→ Direction:
Check each line of the records for "indem"; collect those that have it.

(Data excerpts)
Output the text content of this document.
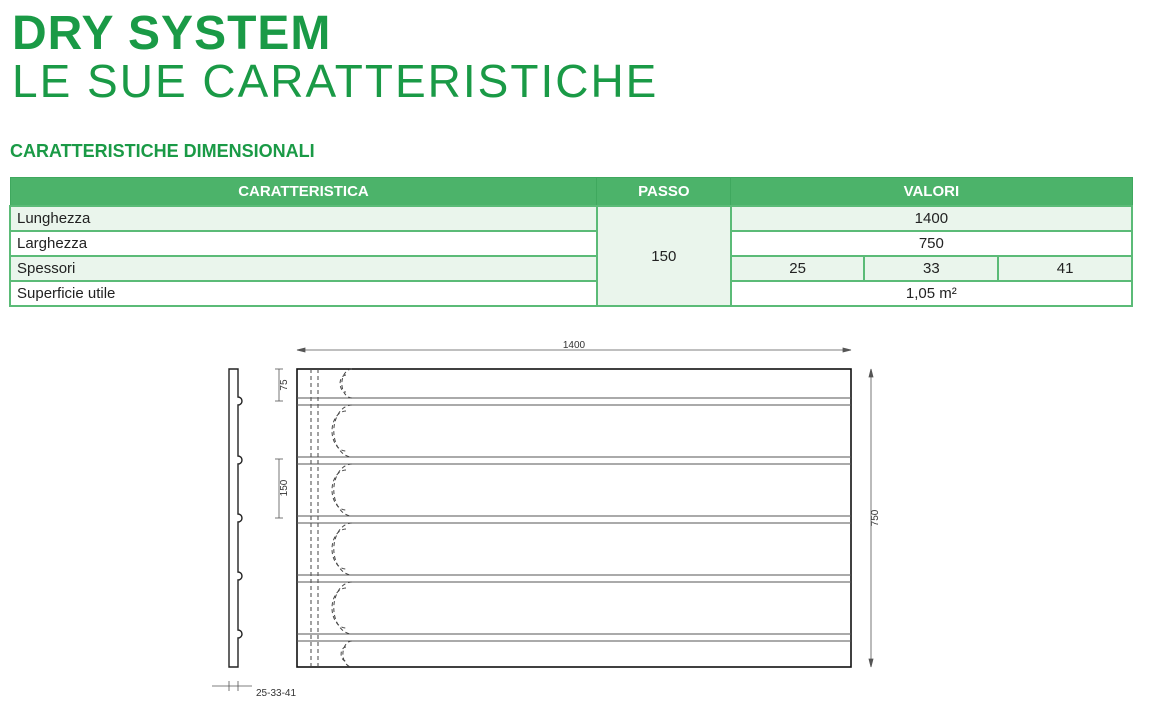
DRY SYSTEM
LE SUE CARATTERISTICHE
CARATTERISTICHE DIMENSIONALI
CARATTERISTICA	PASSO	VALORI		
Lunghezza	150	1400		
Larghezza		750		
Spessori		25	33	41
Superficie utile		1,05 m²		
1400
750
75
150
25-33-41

==

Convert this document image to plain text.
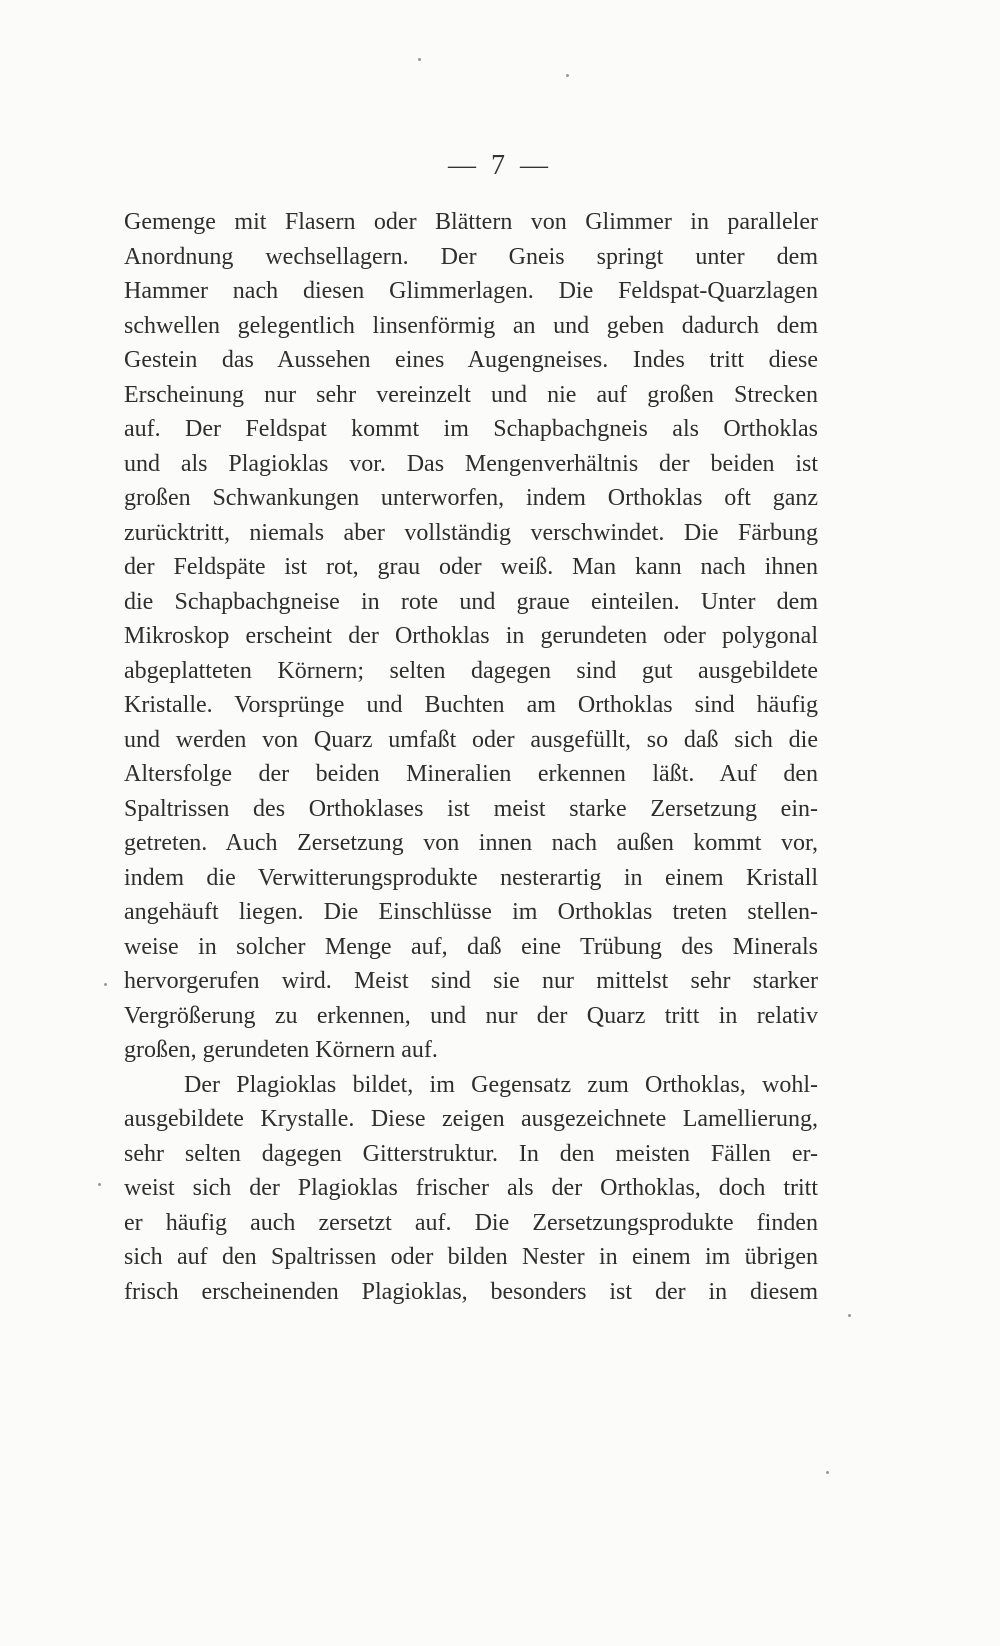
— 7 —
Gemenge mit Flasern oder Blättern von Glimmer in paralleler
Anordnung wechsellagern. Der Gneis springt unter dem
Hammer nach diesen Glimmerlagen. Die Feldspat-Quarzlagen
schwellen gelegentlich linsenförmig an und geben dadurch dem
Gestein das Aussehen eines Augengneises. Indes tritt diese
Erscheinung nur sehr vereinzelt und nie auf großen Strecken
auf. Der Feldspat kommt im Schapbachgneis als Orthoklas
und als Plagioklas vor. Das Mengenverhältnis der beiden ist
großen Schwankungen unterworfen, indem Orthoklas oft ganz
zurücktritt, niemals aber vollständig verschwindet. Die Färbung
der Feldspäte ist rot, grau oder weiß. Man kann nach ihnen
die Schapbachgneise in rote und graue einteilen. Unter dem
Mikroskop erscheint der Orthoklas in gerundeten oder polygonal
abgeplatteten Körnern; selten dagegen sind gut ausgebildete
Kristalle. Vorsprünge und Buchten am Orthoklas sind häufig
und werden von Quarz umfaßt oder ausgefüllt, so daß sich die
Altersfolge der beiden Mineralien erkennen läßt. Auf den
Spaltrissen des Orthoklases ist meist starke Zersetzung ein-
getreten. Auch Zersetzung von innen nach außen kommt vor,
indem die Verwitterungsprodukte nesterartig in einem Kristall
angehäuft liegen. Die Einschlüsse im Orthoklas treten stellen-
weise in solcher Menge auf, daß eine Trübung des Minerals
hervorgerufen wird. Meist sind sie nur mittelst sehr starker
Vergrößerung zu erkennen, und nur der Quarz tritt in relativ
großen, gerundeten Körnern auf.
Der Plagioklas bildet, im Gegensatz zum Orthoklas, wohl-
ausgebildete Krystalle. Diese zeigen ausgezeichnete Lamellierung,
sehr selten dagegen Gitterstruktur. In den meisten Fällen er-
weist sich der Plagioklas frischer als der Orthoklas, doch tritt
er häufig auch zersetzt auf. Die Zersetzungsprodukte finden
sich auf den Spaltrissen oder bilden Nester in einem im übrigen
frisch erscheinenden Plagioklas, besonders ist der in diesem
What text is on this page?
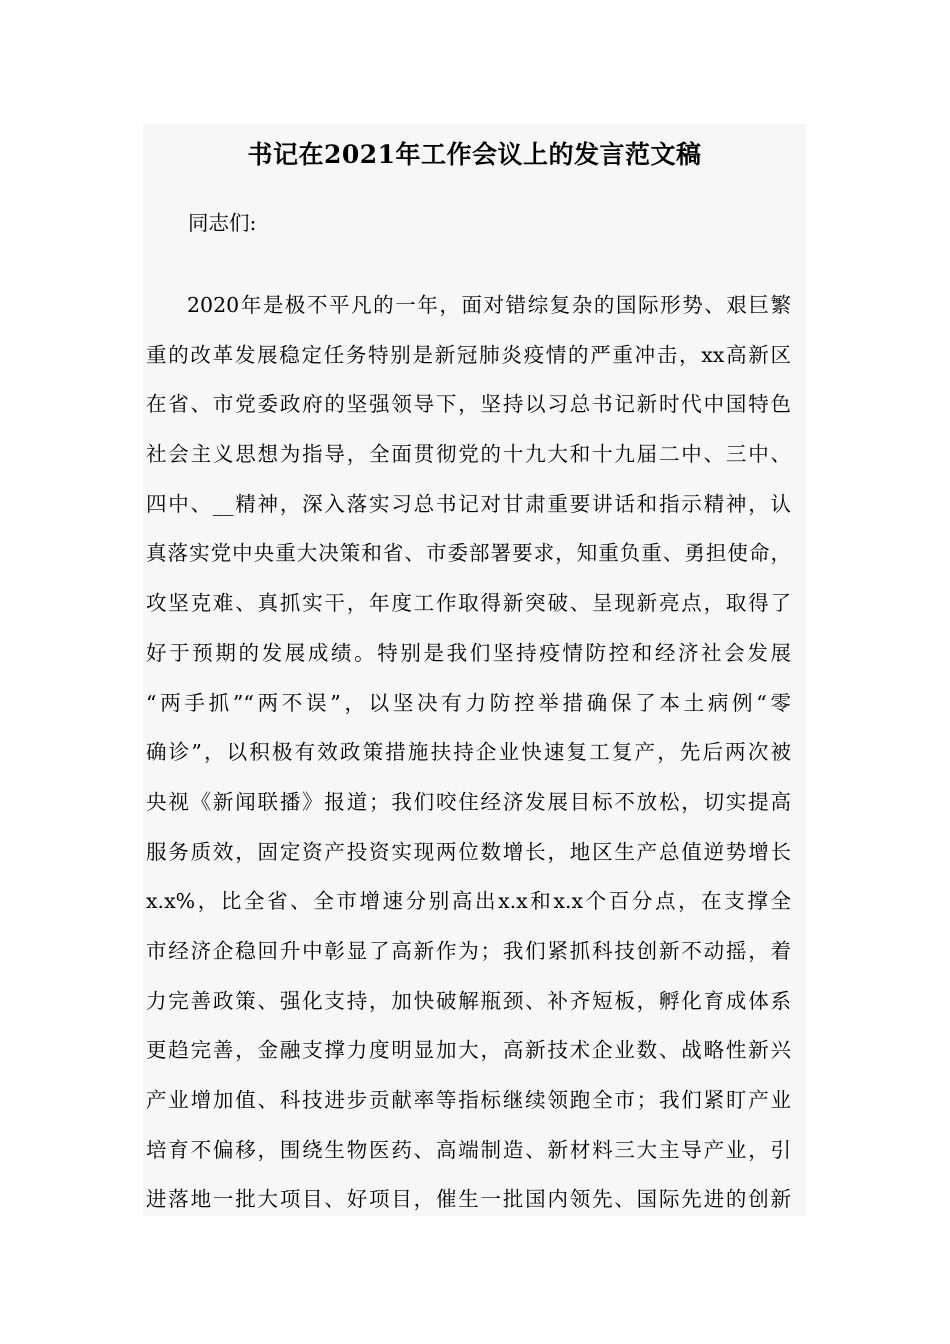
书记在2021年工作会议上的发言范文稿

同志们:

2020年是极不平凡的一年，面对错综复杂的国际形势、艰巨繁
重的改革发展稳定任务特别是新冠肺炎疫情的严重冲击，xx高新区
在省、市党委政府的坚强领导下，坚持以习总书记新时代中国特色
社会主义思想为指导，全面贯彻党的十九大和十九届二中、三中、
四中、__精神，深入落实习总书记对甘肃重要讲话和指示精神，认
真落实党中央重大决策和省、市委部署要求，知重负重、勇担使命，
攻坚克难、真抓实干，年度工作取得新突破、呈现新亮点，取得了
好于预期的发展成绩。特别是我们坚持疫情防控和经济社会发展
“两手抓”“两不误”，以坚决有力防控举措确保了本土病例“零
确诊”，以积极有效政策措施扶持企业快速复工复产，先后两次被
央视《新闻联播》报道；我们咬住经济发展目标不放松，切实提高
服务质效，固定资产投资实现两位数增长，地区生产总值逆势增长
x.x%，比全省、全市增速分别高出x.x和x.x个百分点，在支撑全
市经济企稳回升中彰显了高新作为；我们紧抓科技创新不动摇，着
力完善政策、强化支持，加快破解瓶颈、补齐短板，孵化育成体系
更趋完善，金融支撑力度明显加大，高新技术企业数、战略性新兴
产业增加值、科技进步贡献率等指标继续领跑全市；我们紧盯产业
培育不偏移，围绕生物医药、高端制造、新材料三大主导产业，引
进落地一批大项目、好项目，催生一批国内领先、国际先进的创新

---

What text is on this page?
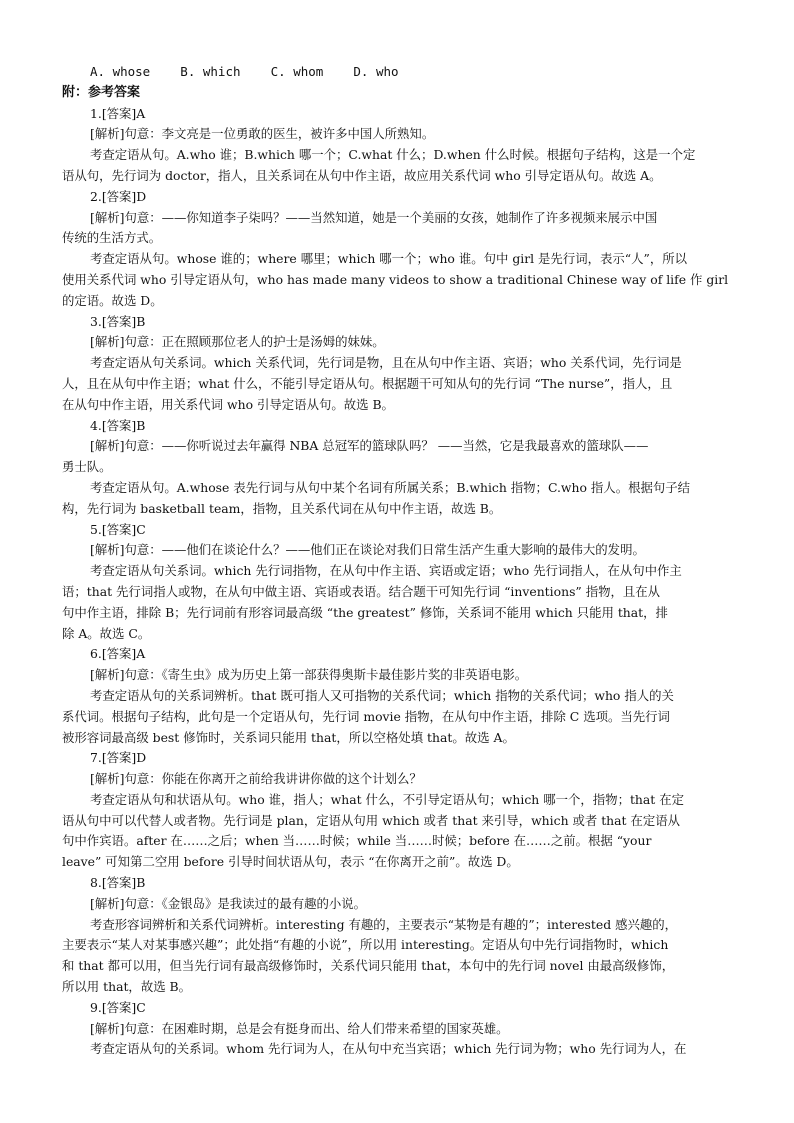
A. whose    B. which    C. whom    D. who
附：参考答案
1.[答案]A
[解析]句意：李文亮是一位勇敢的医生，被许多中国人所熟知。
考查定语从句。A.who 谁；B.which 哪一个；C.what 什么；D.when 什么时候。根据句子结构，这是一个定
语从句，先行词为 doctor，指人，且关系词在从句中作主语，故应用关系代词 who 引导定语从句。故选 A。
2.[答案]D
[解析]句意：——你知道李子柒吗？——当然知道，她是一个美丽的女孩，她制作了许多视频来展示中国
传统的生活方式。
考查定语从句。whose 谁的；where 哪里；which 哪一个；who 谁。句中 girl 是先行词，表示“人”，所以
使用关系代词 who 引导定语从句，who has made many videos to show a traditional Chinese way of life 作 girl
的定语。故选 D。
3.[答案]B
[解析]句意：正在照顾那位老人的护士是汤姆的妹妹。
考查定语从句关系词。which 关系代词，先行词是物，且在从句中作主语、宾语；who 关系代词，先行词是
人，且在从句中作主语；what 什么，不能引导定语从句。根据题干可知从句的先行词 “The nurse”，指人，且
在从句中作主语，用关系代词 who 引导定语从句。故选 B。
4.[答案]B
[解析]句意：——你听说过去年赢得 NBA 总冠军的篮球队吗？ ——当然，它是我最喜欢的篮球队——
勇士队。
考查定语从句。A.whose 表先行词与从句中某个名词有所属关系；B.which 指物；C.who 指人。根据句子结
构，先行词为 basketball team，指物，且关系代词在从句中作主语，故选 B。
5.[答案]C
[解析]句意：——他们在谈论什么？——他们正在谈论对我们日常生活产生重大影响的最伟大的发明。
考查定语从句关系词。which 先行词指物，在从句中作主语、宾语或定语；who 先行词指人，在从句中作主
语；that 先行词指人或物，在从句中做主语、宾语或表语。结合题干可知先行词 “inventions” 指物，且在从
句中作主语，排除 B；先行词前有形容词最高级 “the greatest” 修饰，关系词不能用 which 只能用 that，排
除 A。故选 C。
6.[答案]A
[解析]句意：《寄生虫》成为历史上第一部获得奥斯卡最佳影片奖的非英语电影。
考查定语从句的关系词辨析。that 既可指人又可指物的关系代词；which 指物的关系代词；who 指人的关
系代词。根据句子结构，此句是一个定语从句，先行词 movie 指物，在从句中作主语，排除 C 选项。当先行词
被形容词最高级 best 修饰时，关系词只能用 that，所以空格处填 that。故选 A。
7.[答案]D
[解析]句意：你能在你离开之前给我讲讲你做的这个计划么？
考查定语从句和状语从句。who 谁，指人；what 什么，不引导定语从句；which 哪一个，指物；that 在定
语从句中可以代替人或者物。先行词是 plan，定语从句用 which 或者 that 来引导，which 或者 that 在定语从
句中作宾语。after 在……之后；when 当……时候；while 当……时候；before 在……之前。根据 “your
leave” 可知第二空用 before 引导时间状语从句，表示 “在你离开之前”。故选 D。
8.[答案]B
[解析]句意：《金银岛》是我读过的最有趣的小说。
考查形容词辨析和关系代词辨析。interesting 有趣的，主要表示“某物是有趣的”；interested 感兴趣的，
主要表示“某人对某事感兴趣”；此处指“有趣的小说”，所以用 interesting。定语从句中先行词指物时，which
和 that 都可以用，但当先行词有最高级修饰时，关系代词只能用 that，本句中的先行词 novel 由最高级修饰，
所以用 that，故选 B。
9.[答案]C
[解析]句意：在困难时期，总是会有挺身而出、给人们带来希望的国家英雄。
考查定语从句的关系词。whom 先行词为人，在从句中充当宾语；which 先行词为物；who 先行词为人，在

→ Complete response:
großen Schwankungen unterworfen, indem Orthoklas oft ganz
indem die Verwitterungsprodukte nesterartig in einem Kristall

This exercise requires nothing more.